- [WHAT THE EXERCISE ASKS] Write the material out again in full, exactly.

- [GIVEN DATA]
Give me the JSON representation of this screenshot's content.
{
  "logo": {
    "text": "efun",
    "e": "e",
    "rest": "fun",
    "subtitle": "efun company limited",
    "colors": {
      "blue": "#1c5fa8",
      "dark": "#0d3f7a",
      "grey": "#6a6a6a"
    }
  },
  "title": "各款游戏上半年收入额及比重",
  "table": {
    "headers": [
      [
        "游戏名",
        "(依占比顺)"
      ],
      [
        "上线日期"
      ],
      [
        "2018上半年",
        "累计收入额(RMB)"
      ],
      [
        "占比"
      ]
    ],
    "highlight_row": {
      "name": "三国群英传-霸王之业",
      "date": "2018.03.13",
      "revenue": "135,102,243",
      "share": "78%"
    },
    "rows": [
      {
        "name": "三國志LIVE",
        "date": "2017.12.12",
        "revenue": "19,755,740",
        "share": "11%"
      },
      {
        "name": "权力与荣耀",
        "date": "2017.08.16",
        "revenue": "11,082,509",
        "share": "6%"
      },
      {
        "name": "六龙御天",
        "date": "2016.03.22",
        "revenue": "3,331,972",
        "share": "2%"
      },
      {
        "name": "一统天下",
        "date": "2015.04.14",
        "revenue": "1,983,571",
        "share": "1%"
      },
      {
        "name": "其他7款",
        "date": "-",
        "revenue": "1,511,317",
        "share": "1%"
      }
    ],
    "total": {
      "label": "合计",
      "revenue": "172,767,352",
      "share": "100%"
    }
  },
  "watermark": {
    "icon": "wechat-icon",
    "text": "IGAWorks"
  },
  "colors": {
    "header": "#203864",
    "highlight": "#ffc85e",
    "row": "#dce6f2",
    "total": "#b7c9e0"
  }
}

- [ANSWER TO THIS EXERCISE]
Give me the JSON representation of this screenshot's content.
{
  "logo": {
    "text": "efun",
    "e": "e",
    "rest": "fun",
    "subtitle": "efun company limited",
    "colors": {
      "blue": "#1c5fa8",
      "dark": "#0d3f7a",
      "grey": "#6a6a6a"
    }
  },
  "title": "各款游戏上半年收入额及比重",
  "table": {
    "headers": [
      [
        "游戏名",
        "(依占比顺)"
      ],
      [
        "上线日期"
      ],
      [
        "2018上半年",
        "累计收入额(RMB)"
      ],
      [
        "占比"
      ]
    ],
    "highlight_row": {
      "name": "三国群英传-霸王之业",
      "date": "2018.03.13",
      "revenue": "135,102,243",
      "share": "78%"
    },
    "rows": [
      {
        "name": "三國志LIVE",
        "date": "2017.12.12",
        "revenue": "19,755,740",
        "share": "11%"
      },
      {
        "name": "权力与荣耀",
        "date": "2017.08.16",
        "revenue": "11,082,509",
        "share": "6%"
      },
      {
        "name": "六龙御天",
        "date": "2016.03.22",
        "revenue": "3,331,972",
        "share": "2%"
      },
      {
        "name": "一统天下",
        "date": "2015.04.14",
        "revenue": "1,983,571",
        "share": "1%"
      },
      {
        "name": "其他7款",
        "date": "-",
        "revenue": "1,511,317",
        "share": "1%"
      }
    ],
    "total": {
      "label": "合计",
      "revenue": "172,767,352",
      "share": "100%"
    }
  },
  "watermark": {
    "icon": "wechat-icon",
    "text": "IGAWorks"
  },
  "colors": {
    "header": "#203864",
    "highlight": "#ffc85e",
    "row": "#dce6f2",
    "total": "#b7c9e0"
  }
}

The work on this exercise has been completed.